Reproduce all of the data word for word.
** Start DATA SHOWN **
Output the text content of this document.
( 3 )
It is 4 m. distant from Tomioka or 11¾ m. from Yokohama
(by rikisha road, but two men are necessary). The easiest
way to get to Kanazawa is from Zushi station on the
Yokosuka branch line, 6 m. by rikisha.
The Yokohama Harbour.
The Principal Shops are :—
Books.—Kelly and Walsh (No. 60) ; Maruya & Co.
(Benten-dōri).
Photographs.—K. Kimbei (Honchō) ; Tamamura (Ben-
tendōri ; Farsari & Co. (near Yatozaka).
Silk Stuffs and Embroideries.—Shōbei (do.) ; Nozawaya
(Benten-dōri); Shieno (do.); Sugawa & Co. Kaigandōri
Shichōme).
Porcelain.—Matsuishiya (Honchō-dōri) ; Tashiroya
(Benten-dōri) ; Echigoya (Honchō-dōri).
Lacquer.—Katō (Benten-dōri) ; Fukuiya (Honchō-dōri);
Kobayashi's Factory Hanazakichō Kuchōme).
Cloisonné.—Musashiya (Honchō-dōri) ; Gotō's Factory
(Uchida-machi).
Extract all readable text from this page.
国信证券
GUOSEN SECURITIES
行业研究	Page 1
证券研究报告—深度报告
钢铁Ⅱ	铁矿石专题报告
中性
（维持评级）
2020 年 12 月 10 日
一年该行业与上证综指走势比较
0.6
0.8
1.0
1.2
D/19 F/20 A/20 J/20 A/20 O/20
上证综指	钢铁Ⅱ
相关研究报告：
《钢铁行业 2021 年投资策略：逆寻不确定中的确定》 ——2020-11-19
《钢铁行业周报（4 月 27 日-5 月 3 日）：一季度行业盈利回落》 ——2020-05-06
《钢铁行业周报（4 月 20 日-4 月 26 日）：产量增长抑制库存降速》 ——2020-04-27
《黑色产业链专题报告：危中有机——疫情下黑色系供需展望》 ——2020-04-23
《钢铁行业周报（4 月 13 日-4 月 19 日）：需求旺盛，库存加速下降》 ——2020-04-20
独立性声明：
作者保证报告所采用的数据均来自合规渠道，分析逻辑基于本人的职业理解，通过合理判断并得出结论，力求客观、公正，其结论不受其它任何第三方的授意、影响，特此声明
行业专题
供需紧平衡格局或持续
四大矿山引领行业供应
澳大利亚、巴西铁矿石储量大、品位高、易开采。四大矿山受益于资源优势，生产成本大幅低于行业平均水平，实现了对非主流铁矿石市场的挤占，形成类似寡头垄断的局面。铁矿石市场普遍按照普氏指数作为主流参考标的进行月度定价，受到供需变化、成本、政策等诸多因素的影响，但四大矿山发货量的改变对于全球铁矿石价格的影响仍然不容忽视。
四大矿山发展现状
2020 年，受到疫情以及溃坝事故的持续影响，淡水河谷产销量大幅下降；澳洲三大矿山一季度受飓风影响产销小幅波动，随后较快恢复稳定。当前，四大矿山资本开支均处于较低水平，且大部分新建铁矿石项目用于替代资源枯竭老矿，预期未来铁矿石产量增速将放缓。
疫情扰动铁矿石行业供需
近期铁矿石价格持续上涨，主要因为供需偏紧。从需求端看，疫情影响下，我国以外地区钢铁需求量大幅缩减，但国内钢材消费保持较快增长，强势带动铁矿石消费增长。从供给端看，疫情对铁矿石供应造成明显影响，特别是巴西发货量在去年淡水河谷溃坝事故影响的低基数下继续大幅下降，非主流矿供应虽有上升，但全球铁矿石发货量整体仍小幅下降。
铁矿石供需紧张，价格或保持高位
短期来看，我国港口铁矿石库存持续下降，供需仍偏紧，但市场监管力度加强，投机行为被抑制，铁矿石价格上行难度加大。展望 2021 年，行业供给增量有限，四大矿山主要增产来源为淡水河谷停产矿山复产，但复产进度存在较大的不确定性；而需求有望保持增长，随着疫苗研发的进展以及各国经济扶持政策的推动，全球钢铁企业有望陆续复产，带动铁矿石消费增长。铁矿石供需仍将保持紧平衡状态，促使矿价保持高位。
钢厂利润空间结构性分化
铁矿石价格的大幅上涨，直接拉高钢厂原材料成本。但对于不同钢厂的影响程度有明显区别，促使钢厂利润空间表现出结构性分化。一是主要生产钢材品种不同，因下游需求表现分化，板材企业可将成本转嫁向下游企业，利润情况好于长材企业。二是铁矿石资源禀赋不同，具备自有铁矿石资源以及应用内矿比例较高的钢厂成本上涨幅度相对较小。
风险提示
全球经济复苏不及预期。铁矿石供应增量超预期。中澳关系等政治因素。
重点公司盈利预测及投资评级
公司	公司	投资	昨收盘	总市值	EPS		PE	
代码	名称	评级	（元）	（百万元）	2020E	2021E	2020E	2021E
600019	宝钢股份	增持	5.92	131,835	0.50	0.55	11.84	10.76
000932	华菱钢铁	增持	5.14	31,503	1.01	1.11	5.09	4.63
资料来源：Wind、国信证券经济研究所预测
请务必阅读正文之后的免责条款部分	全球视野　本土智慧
** End DATA SHOWN **
> _FINAL RESULT_:
Output the text content of this document.
( 3 )
It is 4 m. distant from Tomioka or 11¾ m. from Yokohama
(by rikisha road, but two men are necessary). The easiest
way to get to Kanazawa is from Zushi station on the
Yokosuka branch line, 6 m. by rikisha.
The Yokohama Harbour.
The Principal Shops are :—
Books.—Kelly and Walsh (No. 60) ; Maruya & Co.
(Benten-dōri).
Photographs.—K. Kimbei (Honchō) ; Tamamura (Ben-
tendōri ; Farsari & Co. (near Yatozaka).
Silk Stuffs and Embroideries.—Shōbei (do.) ; Nozawaya
(Benten-dōri); Shieno (do.); Sugawa & Co. Kaigandōri
Shichōme).
Porcelain.—Matsuishiya (Honchō-dōri) ; Tashiroya
(Benten-dōri) ; Echigoya (Honchō-dōri).
Lacquer.—Katō (Benten-dōri) ; Fukuiya (Honchō-dōri);
Kobayashi's Factory Hanazakichō Kuchōme).
Cloisonné.—Musashiya (Honchō-dōri) ; Gotō's Factory
(Uchida-machi).
Extract all readable text from this page.
国信证券
GUOSEN SECURITIES
行业研究	Page 1
证券研究报告—深度报告
钢铁Ⅱ	铁矿石专题报告
中性
（维持评级）
2020 年 12 月 10 日
一年该行业与上证综指走势比较
0.6
0.8
1.0
1.2
D/19 F/20 A/20 J/20 A/20 O/20
上证综指	钢铁Ⅱ
相关研究报告：
《钢铁行业 2021 年投资策略：逆寻不确定中的确定》 ——2020-11-19
《钢铁行业周报（4 月 27 日-5 月 3 日）：一季度行业盈利回落》 ——2020-05-06
《钢铁行业周报（4 月 20 日-4 月 26 日）：产量增长抑制库存降速》 ——2020-04-27
《黑色产业链专题报告：危中有机——疫情下黑色系供需展望》 ——2020-04-23
《钢铁行业周报（4 月 13 日-4 月 19 日）：需求旺盛，库存加速下降》 ——2020-04-20
独立性声明：
作者保证报告所采用的数据均来自合规渠道，分析逻辑基于本人的职业理解，通过合理判断并得出结论，力求客观、公正，其结论不受其它任何第三方的授意、影响，特此声明
行业专题
供需紧平衡格局或持续
四大矿山引领行业供应
澳大利亚、巴西铁矿石储量大、品位高、易开采。四大矿山受益于资源优势，生产成本大幅低于行业平均水平，实现了对非主流铁矿石市场的挤占，形成类似寡头垄断的局面。铁矿石市场普遍按照普氏指数作为主流参考标的进行月度定价，受到供需变化、成本、政策等诸多因素的影响，但四大矿山发货量的改变对于全球铁矿石价格的影响仍然不容忽视。
四大矿山发展现状
2020 年，受到疫情以及溃坝事故的持续影响，淡水河谷产销量大幅下降；澳洲三大矿山一季度受飓风影响产销小幅波动，随后较快恢复稳定。当前，四大矿山资本开支均处于较低水平，且大部分新建铁矿石项目用于替代资源枯竭老矿，预期未来铁矿石产量增速将放缓。
疫情扰动铁矿石行业供需
近期铁矿石价格持续上涨，主要因为供需偏紧。从需求端看，疫情影响下，我国以外地区钢铁需求量大幅缩减，但国内钢材消费保持较快增长，强势带动铁矿石消费增长。从供给端看，疫情对铁矿石供应造成明显影响，特别是巴西发货量在去年淡水河谷溃坝事故影响的低基数下继续大幅下降，非主流矿供应虽有上升，但全球铁矿石发货量整体仍小幅下降。
铁矿石供需紧张，价格或保持高位
短期来看，我国港口铁矿石库存持续下降，供需仍偏紧，但市场监管力度加强，投机行为被抑制，铁矿石价格上行难度加大。展望 2021 年，行业供给增量有限，四大矿山主要增产来源为淡水河谷停产矿山复产，但复产进度存在较大的不确定性；而需求有望保持增长，随着疫苗研发的进展以及各国经济扶持政策的推动，全球钢铁企业有望陆续复产，带动铁矿石消费增长。铁矿石供需仍将保持紧平衡状态，促使矿价保持高位。
钢厂利润空间结构性分化
铁矿石价格的大幅上涨，直接拉高钢厂原材料成本。但对于不同钢厂的影响程度有明显区别，促使钢厂利润空间表现出结构性分化。一是主要生产钢材品种不同，因下游需求表现分化，板材企业可将成本转嫁向下游企业，利润情况好于长材企业。二是铁矿石资源禀赋不同，具备自有铁矿石资源以及应用内矿比例较高的钢厂成本上涨幅度相对较小。
风险提示
全球经济复苏不及预期。铁矿石供应增量超预期。中澳关系等政治因素。
重点公司盈利预测及投资评级
公司	公司	投资	昨收盘	总市值	EPS		PE	
代码	名称	评级	（元）	（百万元）	2020E	2021E	2020E	2021E
600019	宝钢股份	增持	5.92	131,835	0.50	0.55	11.84	10.76
000932	华菱钢铁	增持	5.14	31,503	1.01	1.11	5.09	4.63
资料来源：Wind、国信证券经济研究所预测
请务必阅读正文之后的免责条款部分	全球视野　本土智慧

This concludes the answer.